## begin

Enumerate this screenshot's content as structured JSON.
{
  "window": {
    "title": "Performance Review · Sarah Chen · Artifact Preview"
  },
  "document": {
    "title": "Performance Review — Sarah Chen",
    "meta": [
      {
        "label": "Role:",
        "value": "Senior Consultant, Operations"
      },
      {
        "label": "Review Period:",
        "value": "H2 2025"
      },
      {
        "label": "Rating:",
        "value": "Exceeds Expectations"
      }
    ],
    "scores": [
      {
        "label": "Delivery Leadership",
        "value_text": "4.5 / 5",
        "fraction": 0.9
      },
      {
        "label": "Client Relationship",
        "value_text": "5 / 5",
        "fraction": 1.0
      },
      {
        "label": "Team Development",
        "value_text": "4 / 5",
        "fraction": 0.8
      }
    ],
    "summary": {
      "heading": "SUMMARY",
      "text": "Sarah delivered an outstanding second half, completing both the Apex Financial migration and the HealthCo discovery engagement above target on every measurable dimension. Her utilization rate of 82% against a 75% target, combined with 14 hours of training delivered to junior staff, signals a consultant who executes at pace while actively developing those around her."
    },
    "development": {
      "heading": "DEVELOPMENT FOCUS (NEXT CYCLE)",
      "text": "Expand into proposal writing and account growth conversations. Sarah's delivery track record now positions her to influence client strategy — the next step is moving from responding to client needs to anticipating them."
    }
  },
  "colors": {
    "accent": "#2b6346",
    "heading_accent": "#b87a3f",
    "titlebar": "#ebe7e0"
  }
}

## end

### WHAT TO WORK ON
Output each record exactly, leaving nothing out.

### OUTPUT BELOW
Enumerate this screenshot's content as structured JSON.
{
  "window": {
    "title": "Performance Review · Sarah Chen · Artifact Preview"
  },
  "document": {
    "title": "Performance Review — Sarah Chen",
    "meta": [
      {
        "label": "Role:",
        "value": "Senior Consultant, Operations"
      },
      {
        "label": "Review Period:",
        "value": "H2 2025"
      },
      {
        "label": "Rating:",
        "value": "Exceeds Expectations"
      }
    ],
    "scores": [
      {
        "label": "Delivery Leadership",
        "value_text": "4.5 / 5",
        "fraction": 0.9
      },
      {
        "label": "Client Relationship",
        "value_text": "5 / 5",
        "fraction": 1.0
      },
      {
        "label": "Team Development",
        "value_text": "4 / 5",
        "fraction": 0.8
      }
    ],
    "summary": {
      "heading": "SUMMARY",
      "text": "Sarah delivered an outstanding second half, completing both the Apex Financial migration and the HealthCo discovery engagement above target on every measurable dimension. Her utilization rate of 82% against a 75% target, combined with 14 hours of training delivered to junior staff, signals a consultant who executes at pace while actively developing those around her."
    },
    "development": {
      "heading": "DEVELOPMENT FOCUS (NEXT CYCLE)",
      "text": "Expand into proposal writing and account growth conversations. Sarah's delivery track record now positions her to influence client strategy — the next step is moving from responding to client needs to anticipating them."
    }
  },
  "colors": {
    "accent": "#2b6346",
    "heading_accent": "#b87a3f",
    "titlebar": "#ebe7e0"
  }
}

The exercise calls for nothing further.